[Recorded data]

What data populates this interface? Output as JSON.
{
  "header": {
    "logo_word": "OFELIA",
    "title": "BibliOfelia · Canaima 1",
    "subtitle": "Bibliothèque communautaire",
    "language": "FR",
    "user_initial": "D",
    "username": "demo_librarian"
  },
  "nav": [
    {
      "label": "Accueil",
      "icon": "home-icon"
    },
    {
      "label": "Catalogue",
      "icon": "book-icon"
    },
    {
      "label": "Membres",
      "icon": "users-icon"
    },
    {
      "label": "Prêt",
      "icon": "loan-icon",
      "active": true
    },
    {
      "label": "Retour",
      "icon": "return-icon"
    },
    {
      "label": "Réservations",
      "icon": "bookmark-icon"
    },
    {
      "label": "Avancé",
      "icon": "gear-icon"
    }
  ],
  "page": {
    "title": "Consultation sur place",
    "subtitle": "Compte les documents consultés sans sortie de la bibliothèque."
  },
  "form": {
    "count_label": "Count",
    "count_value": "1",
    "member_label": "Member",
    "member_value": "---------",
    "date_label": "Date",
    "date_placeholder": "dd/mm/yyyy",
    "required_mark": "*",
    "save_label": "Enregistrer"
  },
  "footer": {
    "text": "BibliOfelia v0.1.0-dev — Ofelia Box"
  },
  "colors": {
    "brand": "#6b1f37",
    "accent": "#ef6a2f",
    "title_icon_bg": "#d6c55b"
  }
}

Task to complete:
Your task is to reproduce all of the records exactly.

Solution to this problem:
What data populates this interface? Output as JSON.
{
  "header": {
    "logo_word": "OFELIA",
    "title": "BibliOfelia · Canaima 1",
    "subtitle": "Bibliothèque communautaire",
    "language": "FR",
    "user_initial": "D",
    "username": "demo_librarian"
  },
  "nav": [
    {
      "label": "Accueil",
      "icon": "home-icon"
    },
    {
      "label": "Catalogue",
      "icon": "book-icon"
    },
    {
      "label": "Membres",
      "icon": "users-icon"
    },
    {
      "label": "Prêt",
      "icon": "loan-icon",
      "active": true
    },
    {
      "label": "Retour",
      "icon": "return-icon"
    },
    {
      "label": "Réservations",
      "icon": "bookmark-icon"
    },
    {
      "label": "Avancé",
      "icon": "gear-icon"
    }
  ],
  "page": {
    "title": "Consultation sur place",
    "subtitle": "Compte les documents consultés sans sortie de la bibliothèque."
  },
  "form": {
    "count_label": "Count",
    "count_value": "1",
    "member_label": "Member",
    "member_value": "---------",
    "date_label": "Date",
    "date_placeholder": "dd/mm/yyyy",
    "required_mark": "*",
    "save_label": "Enregistrer"
  },
  "footer": {
    "text": "BibliOfelia v0.1.0-dev — Ofelia Box"
  },
  "colors": {
    "brand": "#6b1f37",
    "accent": "#ef6a2f",
    "title_icon_bg": "#d6c55b"
  }
}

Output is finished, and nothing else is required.